EXERCISE REQUIREMENTS:
Copy nothing but the text: reproduce each line of the listing exactly and leave the pictures out.

EXTRACTED ENTRIES:
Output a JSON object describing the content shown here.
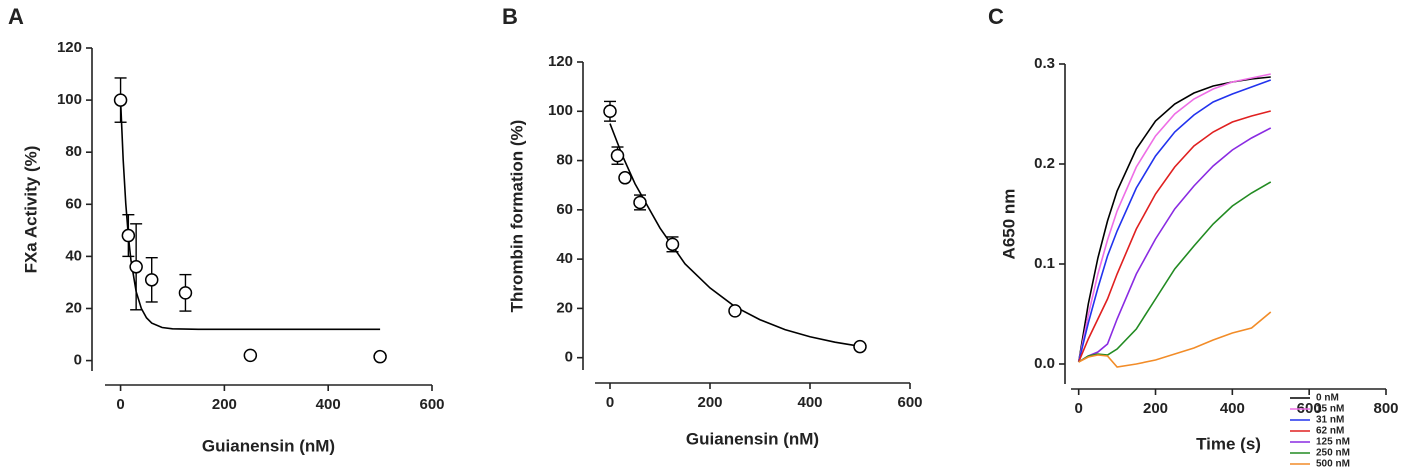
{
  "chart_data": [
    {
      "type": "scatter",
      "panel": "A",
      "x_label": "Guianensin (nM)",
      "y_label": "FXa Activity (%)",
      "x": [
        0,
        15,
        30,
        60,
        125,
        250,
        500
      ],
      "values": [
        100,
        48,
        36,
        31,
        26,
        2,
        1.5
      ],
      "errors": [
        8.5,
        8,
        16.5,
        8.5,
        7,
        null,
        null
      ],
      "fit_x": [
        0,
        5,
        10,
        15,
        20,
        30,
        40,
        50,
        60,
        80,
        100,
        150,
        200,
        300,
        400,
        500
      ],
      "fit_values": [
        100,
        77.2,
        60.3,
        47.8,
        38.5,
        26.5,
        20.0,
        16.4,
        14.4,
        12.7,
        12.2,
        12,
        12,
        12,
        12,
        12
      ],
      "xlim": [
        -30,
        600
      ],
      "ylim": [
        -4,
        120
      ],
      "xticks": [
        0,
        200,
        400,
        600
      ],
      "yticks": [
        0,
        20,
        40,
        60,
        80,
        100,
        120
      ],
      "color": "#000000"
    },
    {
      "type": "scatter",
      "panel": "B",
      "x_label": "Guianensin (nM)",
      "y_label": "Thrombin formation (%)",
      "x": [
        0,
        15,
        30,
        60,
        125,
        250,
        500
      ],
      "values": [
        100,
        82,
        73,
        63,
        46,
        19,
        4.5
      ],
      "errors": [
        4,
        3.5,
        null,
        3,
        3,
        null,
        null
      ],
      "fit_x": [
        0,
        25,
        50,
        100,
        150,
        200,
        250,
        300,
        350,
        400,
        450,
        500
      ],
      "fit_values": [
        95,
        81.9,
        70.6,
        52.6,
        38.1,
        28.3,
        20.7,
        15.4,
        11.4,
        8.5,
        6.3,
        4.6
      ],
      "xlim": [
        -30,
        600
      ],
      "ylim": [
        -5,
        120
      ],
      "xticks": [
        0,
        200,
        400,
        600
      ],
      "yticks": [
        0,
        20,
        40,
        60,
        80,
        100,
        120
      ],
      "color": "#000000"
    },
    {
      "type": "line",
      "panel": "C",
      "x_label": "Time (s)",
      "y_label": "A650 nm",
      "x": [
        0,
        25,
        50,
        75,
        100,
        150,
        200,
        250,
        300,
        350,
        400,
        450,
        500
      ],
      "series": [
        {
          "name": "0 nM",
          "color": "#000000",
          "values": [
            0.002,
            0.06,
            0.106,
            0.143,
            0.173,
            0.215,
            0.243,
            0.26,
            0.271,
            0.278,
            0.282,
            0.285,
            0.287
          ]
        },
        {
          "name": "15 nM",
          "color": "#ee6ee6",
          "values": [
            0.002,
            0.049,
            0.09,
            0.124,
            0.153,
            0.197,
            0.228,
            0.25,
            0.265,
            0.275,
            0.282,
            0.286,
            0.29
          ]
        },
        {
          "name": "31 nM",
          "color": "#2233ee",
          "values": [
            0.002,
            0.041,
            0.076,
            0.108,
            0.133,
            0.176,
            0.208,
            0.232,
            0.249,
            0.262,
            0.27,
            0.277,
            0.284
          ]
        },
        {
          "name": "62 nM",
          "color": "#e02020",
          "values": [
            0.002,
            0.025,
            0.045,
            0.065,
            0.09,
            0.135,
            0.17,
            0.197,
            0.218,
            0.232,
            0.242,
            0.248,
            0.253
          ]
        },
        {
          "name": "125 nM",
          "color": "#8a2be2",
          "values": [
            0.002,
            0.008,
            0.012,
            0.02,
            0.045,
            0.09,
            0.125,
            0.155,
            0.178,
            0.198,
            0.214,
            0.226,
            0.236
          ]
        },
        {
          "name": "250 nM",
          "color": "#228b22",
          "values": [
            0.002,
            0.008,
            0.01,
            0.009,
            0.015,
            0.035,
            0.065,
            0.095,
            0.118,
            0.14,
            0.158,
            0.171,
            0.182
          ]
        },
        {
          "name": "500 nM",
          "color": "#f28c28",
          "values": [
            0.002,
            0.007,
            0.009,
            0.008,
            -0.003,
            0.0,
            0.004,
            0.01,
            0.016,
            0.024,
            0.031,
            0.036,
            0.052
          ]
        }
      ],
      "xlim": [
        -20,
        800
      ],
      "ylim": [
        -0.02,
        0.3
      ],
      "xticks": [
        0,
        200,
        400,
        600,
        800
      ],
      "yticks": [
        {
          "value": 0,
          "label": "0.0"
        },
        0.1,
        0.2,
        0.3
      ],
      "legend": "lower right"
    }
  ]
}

CORRECT OUTPUT:
Output a JSON object describing the content shown here.
{
  "chart_data": [
    {
      "type": "scatter",
      "panel": "A",
      "x_label": "Guianensin (nM)",
      "y_label": "FXa Activity (%)",
      "x": [
        0,
        15,
        30,
        60,
        125,
        250,
        500
      ],
      "values": [
        100,
        48,
        36,
        31,
        26,
        2,
        1.5
      ],
      "errors": [
        8.5,
        8,
        16.5,
        8.5,
        7,
        null,
        null
      ],
      "fit_x": [
        0,
        5,
        10,
        15,
        20,
        30,
        40,
        50,
        60,
        80,
        100,
        150,
        200,
        300,
        400,
        500
      ],
      "fit_values": [
        100,
        77.2,
        60.3,
        47.8,
        38.5,
        26.5,
        20.0,
        16.4,
        14.4,
        12.7,
        12.2,
        12,
        12,
        12,
        12,
        12
      ],
      "xlim": [
        -30,
        600
      ],
      "ylim": [
        -4,
        120
      ],
      "xticks": [
        0,
        200,
        400,
        600
      ],
      "yticks": [
        0,
        20,
        40,
        60,
        80,
        100,
        120
      ],
      "color": "#000000"
    },
    {
      "type": "scatter",
      "panel": "B",
      "x_label": "Guianensin (nM)",
      "y_label": "Thrombin formation (%)",
      "x": [
        0,
        15,
        30,
        60,
        125,
        250,
        500
      ],
      "values": [
        100,
        82,
        73,
        63,
        46,
        19,
        4.5
      ],
      "errors": [
        4,
        3.5,
        null,
        3,
        3,
        null,
        null
      ],
      "fit_x": [
        0,
        25,
        50,
        100,
        150,
        200,
        250,
        300,
        350,
        400,
        450,
        500
      ],
      "fit_values": [
        95,
        81.9,
        70.6,
        52.6,
        38.1,
        28.3,
        20.7,
        15.4,
        11.4,
        8.5,
        6.3,
        4.6
      ],
      "xlim": [
        -30,
        600
      ],
      "ylim": [
        -5,
        120
      ],
      "xticks": [
        0,
        200,
        400,
        600
      ],
      "yticks": [
        0,
        20,
        40,
        60,
        80,
        100,
        120
      ],
      "color": "#000000"
    },
    {
      "type": "line",
      "panel": "C",
      "x_label": "Time (s)",
      "y_label": "A650 nm",
      "x": [
        0,
        25,
        50,
        75,
        100,
        150,
        200,
        250,
        300,
        350,
        400,
        450,
        500
      ],
      "series": [
        {
          "name": "0 nM",
          "color": "#000000",
          "values": [
            0.002,
            0.06,
            0.106,
            0.143,
            0.173,
            0.215,
            0.243,
            0.26,
            0.271,
            0.278,
            0.282,
            0.285,
            0.287
          ]
        },
        {
          "name": "15 nM",
          "color": "#ee6ee6",
          "values": [
            0.002,
            0.049,
            0.09,
            0.124,
            0.153,
            0.197,
            0.228,
            0.25,
            0.265,
            0.275,
            0.282,
            0.286,
            0.29
          ]
        },
        {
          "name": "31 nM",
          "color": "#2233ee",
          "values": [
            0.002,
            0.041,
            0.076,
            0.108,
            0.133,
            0.176,
            0.208,
            0.232,
            0.249,
            0.262,
            0.27,
            0.277,
            0.284
          ]
        },
        {
          "name": "62 nM",
          "color": "#e02020",
          "values": [
            0.002,
            0.025,
            0.045,
            0.065,
            0.09,
            0.135,
            0.17,
            0.197,
            0.218,
            0.232,
            0.242,
            0.248,
            0.253
          ]
        },
        {
          "name": "125 nM",
          "color": "#8a2be2",
          "values": [
            0.002,
            0.008,
            0.012,
            0.02,
            0.045,
            0.09,
            0.125,
            0.155,
            0.178,
            0.198,
            0.214,
            0.226,
            0.236
          ]
        },
        {
          "name": "250 nM",
          "color": "#228b22",
          "values": [
            0.002,
            0.008,
            0.01,
            0.009,
            0.015,
            0.035,
            0.065,
            0.095,
            0.118,
            0.14,
            0.158,
            0.171,
            0.182
          ]
        },
        {
          "name": "500 nM",
          "color": "#f28c28",
          "values": [
            0.002,
            0.007,
            0.009,
            0.008,
            -0.003,
            0.0,
            0.004,
            0.01,
            0.016,
            0.024,
            0.031,
            0.036,
            0.052
          ]
        }
      ],
      "xlim": [
        -20,
        800
      ],
      "ylim": [
        -0.02,
        0.3
      ],
      "xticks": [
        0,
        200,
        400,
        600,
        800
      ],
      "yticks": [
        {
          "value": 0,
          "label": "0.0"
        },
        0.1,
        0.2,
        0.3
      ],
      "legend": "lower right"
    }
  ]
}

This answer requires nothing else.